## What needs to be done:
Write out exactly, please, the lines from the one containing "Read all visible content and emit it as JSON." to the end of the material.

## Raw records:
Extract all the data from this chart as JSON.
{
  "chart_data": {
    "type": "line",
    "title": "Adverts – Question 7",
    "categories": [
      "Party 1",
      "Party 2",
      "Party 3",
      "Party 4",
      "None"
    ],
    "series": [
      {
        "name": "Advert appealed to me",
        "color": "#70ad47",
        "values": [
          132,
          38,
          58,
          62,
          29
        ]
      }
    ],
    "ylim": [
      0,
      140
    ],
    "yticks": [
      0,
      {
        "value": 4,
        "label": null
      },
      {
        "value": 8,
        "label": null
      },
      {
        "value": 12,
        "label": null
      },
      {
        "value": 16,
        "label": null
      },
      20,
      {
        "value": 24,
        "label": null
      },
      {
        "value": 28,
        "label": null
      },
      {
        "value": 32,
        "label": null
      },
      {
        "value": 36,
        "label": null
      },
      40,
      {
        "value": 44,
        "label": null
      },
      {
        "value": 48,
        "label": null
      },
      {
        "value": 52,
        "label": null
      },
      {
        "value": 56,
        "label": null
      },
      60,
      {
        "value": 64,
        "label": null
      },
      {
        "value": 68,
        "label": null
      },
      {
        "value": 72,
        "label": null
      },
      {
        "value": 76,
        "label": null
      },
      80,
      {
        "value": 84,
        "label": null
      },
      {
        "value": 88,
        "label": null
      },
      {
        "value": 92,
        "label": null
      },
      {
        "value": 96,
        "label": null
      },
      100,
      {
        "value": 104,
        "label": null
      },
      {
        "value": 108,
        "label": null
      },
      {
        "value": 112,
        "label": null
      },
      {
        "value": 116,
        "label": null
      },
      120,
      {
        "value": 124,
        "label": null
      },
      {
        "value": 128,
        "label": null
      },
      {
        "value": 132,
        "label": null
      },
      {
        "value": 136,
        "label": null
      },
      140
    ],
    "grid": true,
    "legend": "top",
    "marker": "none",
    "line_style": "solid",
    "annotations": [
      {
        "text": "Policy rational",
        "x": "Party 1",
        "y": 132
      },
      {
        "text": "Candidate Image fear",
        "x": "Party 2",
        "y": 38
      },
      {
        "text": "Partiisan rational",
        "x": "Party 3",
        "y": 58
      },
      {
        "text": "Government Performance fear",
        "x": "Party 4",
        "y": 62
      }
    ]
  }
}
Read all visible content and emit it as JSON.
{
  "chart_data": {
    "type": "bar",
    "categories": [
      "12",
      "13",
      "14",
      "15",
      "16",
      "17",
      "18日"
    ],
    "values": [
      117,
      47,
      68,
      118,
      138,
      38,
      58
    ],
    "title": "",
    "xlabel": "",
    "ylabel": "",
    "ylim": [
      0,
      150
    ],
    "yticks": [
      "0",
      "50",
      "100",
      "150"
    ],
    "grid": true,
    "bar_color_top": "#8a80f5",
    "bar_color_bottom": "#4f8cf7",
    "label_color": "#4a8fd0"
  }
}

## Exercise result:
Read all visible content and emit it as JSON.
{
  "chart_data": {
    "type": "bar",
    "categories": [
      "12",
      "13",
      "14",
      "15",
      "16",
      "17",
      "18日"
    ],
    "values": [
      117,
      47,
      68,
      118,
      138,
      38,
      58
    ],
    "title": "",
    "xlabel": "",
    "ylabel": "",
    "ylim": [
      0,
      150
    ],
    "yticks": [
      "0",
      "50",
      "100",
      "150"
    ],
    "grid": true,
    "bar_color_top": "#8a80f5",
    "bar_color_bottom": "#4f8cf7",
    "label_color": "#4a8fd0"
  }
}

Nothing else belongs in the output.